WHAT IS NEEDED -> Copy out each line of the material in which the word "money" appears.

==== MATERIAL SHOWN ====

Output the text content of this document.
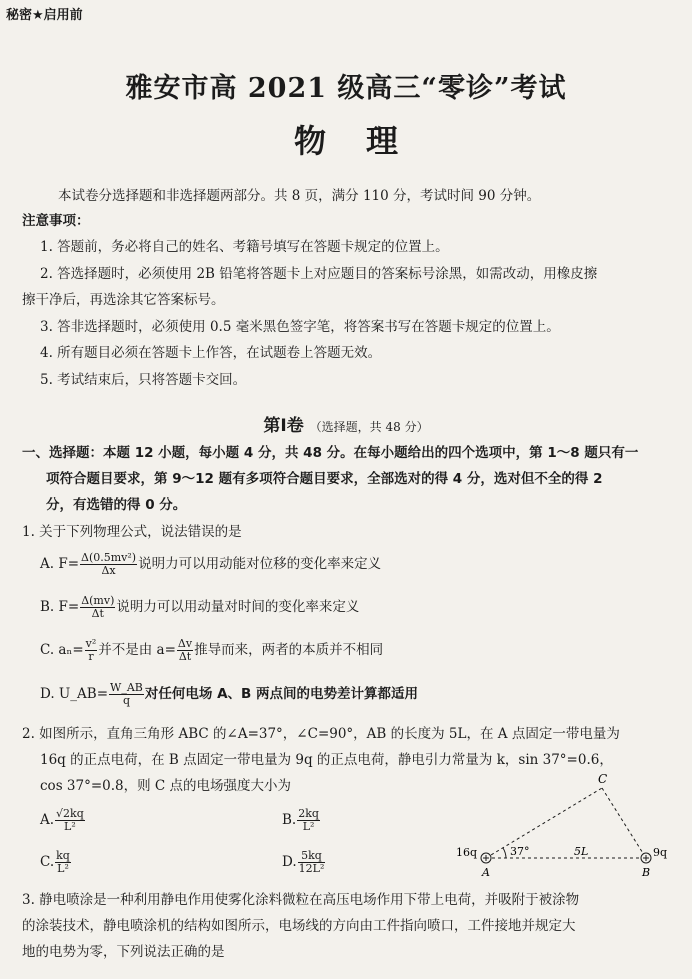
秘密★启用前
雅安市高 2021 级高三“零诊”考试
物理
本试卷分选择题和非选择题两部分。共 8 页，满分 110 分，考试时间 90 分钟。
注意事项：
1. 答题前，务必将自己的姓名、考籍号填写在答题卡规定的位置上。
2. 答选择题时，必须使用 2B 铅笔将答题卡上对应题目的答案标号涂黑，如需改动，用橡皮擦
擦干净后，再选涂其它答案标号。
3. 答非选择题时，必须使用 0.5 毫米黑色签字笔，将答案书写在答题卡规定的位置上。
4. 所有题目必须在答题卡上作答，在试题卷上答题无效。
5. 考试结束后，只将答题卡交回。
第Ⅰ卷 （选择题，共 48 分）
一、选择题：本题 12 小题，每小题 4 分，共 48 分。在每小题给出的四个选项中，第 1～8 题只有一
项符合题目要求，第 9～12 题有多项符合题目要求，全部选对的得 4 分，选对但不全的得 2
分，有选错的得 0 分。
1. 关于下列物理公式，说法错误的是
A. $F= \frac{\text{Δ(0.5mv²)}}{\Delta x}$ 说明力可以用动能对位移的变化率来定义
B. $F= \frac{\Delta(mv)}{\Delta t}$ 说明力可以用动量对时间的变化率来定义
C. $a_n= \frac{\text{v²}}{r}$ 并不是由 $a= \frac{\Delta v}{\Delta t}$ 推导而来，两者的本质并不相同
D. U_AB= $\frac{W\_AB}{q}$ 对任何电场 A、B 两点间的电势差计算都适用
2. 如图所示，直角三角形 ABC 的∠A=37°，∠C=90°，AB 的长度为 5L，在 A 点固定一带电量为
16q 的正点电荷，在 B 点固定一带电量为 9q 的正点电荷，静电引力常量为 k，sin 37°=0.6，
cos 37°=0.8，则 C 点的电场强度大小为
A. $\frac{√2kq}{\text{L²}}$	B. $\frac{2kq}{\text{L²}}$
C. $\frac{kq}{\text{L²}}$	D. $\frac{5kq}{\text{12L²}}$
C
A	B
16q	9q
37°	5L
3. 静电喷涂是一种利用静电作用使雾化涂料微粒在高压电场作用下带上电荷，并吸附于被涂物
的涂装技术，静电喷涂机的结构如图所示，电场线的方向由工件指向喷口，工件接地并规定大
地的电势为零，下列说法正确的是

====
==== MATERIAL SHOWN ====

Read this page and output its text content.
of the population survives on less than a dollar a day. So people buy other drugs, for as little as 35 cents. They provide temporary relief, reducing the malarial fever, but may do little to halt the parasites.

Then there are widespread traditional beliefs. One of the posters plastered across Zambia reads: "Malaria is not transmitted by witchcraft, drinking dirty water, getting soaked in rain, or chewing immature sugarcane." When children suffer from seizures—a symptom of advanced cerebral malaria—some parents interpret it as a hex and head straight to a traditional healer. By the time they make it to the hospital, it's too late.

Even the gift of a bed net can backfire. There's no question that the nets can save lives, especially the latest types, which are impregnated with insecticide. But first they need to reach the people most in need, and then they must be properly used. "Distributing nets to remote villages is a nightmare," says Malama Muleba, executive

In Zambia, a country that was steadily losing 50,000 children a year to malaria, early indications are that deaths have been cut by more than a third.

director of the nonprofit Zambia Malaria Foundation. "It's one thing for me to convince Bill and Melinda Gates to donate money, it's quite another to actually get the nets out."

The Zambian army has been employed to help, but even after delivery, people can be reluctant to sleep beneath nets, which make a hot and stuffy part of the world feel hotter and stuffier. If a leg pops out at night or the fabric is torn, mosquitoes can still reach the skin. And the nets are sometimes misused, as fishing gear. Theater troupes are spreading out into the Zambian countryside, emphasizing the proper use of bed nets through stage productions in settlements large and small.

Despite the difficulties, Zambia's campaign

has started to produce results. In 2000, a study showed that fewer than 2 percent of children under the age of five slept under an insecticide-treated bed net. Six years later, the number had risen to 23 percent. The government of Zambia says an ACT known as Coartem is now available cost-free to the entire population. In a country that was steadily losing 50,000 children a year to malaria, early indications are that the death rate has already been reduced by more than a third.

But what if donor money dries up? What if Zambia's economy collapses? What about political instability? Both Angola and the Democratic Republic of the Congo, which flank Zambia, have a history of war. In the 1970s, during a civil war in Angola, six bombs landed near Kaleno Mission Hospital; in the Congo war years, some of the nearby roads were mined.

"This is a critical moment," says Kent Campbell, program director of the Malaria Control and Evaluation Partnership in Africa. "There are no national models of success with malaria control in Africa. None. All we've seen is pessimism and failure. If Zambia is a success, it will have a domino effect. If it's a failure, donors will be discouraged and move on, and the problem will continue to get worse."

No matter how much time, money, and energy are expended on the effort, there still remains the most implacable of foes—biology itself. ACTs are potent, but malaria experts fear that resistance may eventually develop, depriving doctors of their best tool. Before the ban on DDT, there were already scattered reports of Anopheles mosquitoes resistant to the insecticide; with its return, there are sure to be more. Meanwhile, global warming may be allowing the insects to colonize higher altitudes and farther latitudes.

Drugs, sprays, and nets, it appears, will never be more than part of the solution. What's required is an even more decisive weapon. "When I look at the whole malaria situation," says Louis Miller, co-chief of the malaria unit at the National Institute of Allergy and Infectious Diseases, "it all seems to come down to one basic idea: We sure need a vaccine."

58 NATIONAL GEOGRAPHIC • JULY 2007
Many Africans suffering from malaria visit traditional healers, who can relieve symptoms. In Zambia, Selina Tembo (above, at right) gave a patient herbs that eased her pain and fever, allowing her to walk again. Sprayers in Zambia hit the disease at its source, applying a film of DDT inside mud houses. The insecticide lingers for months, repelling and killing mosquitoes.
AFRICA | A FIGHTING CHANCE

====

THE REPLY ->
director of the nonprofit Zambia Malaria Foundation. "It's one thing for me to convince Bill and Melinda Gates to donate money, it's quite another to actually get the nets out."
But what if donor money dries up? What if Zambia's economy collapses? What about political instability? Both Angola and the Democratic Republic of the Congo, which flank Zambia, have a history of war. In the 1970s, during a civil war in Angola, six bombs landed near Kaleno Mission Hospital; in the Congo war years, some of the nearby roads were mined.
No matter how much time, money, and energy are expended on the effort, there still remains the most implacable of foes—biology itself. ACTs are potent, but malaria experts fear that resistance may eventually develop, depriving doctors of their best tool. Before the ban on DDT, there were already scattered reports of Anopheles mosquitoes resistant to the insecticide; with its return, there are sure to be more. Meanwhile, global warming may be allowing the insects to colonize higher altitudes and farther latitudes.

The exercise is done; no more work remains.